Dataset items:
********

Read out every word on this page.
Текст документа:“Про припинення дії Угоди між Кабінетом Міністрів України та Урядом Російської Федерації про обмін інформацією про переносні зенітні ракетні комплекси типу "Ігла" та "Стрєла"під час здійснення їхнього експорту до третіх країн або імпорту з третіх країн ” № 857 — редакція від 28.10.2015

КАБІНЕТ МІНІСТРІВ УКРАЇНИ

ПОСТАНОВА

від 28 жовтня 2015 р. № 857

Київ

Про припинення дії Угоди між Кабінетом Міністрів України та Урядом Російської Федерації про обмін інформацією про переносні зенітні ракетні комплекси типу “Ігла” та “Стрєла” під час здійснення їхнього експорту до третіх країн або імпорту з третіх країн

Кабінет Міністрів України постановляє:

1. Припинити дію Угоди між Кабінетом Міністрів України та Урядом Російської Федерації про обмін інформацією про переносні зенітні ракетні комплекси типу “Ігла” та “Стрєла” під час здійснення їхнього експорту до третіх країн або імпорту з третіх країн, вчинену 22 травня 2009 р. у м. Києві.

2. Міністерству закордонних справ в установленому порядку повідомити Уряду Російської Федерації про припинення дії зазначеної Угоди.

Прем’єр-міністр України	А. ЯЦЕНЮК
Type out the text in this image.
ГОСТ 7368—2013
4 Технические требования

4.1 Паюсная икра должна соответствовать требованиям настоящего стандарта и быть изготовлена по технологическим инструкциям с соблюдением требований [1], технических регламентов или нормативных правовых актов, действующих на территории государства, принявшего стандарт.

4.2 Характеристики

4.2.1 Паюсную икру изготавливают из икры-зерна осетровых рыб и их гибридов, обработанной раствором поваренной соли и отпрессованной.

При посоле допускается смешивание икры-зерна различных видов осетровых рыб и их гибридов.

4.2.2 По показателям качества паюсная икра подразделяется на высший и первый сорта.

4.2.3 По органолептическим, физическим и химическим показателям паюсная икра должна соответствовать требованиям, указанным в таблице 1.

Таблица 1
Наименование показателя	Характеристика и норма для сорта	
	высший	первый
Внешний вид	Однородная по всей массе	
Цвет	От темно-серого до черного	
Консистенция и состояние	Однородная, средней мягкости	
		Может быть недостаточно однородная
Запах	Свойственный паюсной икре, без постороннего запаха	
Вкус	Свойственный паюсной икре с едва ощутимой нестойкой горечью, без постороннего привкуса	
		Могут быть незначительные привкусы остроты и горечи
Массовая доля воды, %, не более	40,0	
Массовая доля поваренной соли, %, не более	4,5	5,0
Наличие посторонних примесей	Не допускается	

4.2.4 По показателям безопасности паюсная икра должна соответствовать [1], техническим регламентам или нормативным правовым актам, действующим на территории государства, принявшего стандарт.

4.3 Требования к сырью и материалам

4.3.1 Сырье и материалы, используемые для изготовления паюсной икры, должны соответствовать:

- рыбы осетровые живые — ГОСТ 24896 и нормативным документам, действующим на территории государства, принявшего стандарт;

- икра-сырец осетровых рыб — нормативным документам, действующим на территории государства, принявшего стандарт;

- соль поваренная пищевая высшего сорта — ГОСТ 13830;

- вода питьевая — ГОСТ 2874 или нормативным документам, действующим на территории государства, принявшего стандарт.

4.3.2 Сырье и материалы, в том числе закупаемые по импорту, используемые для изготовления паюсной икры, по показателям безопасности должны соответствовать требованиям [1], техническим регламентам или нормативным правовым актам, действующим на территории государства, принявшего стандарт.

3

********

AIM:
Each line of the listing should be copied exactly.

WRITTEN SOLUTION:
Read out every word on this page.
Текст документа:“Про припинення дії Угоди між Кабінетом Міністрів України та Урядом Російської Федерації про обмін інформацією про переносні зенітні ракетні комплекси типу "Ігла" та "Стрєла"під час здійснення їхнього експорту до третіх країн або імпорту з третіх країн ” № 857 — редакція від 28.10.2015

КАБІНЕТ МІНІСТРІВ УКРАЇНИ

ПОСТАНОВА

від 28 жовтня 2015 р. № 857

Київ

Про припинення дії Угоди між Кабінетом Міністрів України та Урядом Російської Федерації про обмін інформацією про переносні зенітні ракетні комплекси типу “Ігла” та “Стрєла” під час здійснення їхнього експорту до третіх країн або імпорту з третіх країн

Кабінет Міністрів України постановляє:

1. Припинити дію Угоди між Кабінетом Міністрів України та Урядом Російської Федерації про обмін інформацією про переносні зенітні ракетні комплекси типу “Ігла” та “Стрєла” під час здійснення їхнього експорту до третіх країн або імпорту з третіх країн, вчинену 22 травня 2009 р. у м. Києві.

2. Міністерству закордонних справ в установленому порядку повідомити Уряду Російської Федерації про припинення дії зазначеної Угоди.

Прем’єр-міністр України	А. ЯЦЕНЮК
Type out the text in this image.
ГОСТ 7368—2013
4 Технические требования

4.1 Паюсная икра должна соответствовать требованиям настоящего стандарта и быть изготовлена по технологическим инструкциям с соблюдением требований [1], технических регламентов или нормативных правовых актов, действующих на территории государства, принявшего стандарт.

4.2 Характеристики

4.2.1 Паюсную икру изготавливают из икры-зерна осетровых рыб и их гибридов, обработанной раствором поваренной соли и отпрессованной.

При посоле допускается смешивание икры-зерна различных видов осетровых рыб и их гибридов.

4.2.2 По показателям качества паюсная икра подразделяется на высший и первый сорта.

4.2.3 По органолептическим, физическим и химическим показателям паюсная икра должна соответствовать требованиям, указанным в таблице 1.

Таблица 1
Наименование показателя	Характеристика и норма для сорта	
	высший	первый
Внешний вид	Однородная по всей массе	
Цвет	От темно-серого до черного	
Консистенция и состояние	Однородная, средней мягкости	
		Может быть недостаточно однородная
Запах	Свойственный паюсной икре, без постороннего запаха	
Вкус	Свойственный паюсной икре с едва ощутимой нестойкой горечью, без постороннего привкуса	
		Могут быть незначительные привкусы остроты и горечи
Массовая доля воды, %, не более	40,0	
Массовая доля поваренной соли, %, не более	4,5	5,0
Наличие посторонних примесей	Не допускается	

4.2.4 По показателям безопасности паюсная икра должна соответствовать [1], техническим регламентам или нормативным правовым актам, действующим на территории государства, принявшего стандарт.

4.3 Требования к сырью и материалам

4.3.1 Сырье и материалы, используемые для изготовления паюсной икры, должны соответствовать:

- рыбы осетровые живые — ГОСТ 24896 и нормативным документам, действующим на территории государства, принявшего стандарт;

- икра-сырец осетровых рыб — нормативным документам, действующим на территории государства, принявшего стандарт;

- соль поваренная пищевая высшего сорта — ГОСТ 13830;

- вода питьевая — ГОСТ 2874 или нормативным документам, действующим на территории государства, принявшего стандарт.

4.3.2 Сырье и материалы, в том числе закупаемые по импорту, используемые для изготовления паюсной икры, по показателям безопасности должны соответствовать требованиям [1], техническим регламентам или нормативным правовым актам, действующим на территории государства, принявшего стандарт.

3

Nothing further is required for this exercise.